**What you are asked to do:**
Copy, in full, each line of the material that holds the word "text".
▼▼▼
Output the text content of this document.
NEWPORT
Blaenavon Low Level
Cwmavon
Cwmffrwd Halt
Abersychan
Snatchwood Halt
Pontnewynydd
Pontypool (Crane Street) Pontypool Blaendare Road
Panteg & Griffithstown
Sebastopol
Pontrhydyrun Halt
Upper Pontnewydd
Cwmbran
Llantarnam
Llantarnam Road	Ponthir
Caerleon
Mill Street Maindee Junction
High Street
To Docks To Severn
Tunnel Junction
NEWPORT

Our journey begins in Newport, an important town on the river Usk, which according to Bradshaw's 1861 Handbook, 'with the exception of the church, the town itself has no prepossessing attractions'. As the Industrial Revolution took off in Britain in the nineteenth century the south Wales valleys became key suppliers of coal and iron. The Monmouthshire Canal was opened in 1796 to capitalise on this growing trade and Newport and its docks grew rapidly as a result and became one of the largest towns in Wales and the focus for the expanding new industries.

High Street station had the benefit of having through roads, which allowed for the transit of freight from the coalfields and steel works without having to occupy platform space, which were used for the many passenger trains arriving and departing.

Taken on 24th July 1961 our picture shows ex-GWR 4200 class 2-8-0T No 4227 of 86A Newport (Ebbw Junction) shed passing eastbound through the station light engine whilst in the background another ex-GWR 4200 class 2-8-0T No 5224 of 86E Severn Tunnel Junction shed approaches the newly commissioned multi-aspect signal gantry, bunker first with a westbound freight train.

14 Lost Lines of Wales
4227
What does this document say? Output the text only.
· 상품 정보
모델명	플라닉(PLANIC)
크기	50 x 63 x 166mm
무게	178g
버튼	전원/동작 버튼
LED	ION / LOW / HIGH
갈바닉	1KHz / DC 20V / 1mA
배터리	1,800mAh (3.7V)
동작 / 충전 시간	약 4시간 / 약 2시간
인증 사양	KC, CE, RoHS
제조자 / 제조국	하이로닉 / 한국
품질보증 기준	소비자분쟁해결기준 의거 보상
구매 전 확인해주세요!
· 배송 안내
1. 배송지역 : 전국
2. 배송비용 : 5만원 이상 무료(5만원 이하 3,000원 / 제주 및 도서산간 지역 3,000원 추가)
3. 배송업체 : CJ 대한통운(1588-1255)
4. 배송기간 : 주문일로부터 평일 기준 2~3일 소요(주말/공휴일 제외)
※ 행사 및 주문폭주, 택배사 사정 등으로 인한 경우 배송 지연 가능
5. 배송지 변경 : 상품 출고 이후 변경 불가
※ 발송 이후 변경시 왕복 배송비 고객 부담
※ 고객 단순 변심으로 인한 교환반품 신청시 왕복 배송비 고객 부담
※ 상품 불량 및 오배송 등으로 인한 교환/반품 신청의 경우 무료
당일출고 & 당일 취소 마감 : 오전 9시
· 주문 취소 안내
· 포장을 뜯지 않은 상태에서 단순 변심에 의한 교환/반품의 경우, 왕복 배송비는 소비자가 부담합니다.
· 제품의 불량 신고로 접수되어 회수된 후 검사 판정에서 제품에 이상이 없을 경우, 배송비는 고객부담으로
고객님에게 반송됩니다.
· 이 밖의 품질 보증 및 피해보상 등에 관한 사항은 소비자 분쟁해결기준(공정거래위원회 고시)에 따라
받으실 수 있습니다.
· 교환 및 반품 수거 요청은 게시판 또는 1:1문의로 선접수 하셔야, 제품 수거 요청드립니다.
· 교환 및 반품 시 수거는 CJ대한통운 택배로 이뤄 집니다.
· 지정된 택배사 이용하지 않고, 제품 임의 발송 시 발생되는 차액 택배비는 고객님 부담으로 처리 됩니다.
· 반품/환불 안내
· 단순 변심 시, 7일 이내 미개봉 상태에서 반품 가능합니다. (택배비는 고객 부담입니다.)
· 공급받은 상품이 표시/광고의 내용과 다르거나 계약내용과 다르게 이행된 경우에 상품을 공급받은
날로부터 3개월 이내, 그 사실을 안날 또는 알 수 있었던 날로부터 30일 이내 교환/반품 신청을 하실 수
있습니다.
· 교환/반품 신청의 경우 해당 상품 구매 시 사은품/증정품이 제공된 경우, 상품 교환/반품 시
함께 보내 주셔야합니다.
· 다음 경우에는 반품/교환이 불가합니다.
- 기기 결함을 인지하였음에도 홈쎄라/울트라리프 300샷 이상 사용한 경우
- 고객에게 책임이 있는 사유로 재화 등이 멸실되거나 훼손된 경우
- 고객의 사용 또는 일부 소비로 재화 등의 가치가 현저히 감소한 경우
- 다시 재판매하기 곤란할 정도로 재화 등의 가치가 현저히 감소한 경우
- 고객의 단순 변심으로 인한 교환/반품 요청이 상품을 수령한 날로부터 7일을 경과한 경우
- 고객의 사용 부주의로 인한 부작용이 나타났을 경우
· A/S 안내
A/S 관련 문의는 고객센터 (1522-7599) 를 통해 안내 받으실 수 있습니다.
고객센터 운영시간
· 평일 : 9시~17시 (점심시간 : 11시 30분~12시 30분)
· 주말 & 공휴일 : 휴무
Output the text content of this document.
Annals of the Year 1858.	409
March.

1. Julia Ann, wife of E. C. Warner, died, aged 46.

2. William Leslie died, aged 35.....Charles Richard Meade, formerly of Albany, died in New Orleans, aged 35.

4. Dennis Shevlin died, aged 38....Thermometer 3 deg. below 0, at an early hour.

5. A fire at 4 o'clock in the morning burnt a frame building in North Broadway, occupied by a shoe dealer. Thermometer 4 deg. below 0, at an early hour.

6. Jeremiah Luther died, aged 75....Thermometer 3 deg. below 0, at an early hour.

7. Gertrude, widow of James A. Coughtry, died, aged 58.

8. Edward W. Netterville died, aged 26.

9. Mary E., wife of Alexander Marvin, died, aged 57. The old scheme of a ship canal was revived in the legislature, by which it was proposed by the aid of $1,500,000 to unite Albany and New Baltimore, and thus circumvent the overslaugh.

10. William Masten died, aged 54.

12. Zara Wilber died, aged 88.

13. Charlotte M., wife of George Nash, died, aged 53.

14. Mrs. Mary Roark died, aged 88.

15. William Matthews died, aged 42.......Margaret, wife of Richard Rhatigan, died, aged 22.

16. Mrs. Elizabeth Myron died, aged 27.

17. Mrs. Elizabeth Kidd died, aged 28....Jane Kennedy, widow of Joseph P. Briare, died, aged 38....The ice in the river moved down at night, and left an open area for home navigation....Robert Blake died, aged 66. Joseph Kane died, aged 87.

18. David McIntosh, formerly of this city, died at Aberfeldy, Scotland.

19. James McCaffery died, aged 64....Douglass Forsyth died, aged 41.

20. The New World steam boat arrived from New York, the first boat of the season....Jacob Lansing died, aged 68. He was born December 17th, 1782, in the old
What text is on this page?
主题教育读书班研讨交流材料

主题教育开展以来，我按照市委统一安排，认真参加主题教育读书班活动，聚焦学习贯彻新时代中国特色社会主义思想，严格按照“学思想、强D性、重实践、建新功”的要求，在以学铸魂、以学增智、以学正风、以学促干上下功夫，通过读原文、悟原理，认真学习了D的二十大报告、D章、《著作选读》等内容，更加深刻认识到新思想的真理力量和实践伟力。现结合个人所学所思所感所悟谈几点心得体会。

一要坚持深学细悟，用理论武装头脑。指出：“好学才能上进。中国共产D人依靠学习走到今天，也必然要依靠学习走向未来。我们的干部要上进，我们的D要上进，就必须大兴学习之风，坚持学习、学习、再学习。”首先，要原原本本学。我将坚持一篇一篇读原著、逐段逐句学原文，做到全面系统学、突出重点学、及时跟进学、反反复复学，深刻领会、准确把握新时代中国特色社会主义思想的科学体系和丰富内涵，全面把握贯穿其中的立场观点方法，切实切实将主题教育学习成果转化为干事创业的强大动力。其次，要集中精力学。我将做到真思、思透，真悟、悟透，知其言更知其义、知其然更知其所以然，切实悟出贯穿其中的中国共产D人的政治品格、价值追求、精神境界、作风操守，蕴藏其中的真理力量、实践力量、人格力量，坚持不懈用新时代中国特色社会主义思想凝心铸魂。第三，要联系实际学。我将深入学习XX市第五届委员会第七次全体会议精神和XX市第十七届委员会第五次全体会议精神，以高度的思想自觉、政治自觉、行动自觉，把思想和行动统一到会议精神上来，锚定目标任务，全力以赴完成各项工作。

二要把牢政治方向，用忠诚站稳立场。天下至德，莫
▲▲▲
**Exercise response:**
Output the text content of this document.
What does this document say? Output the text only.
Output the text content of this document.
What text is on this page?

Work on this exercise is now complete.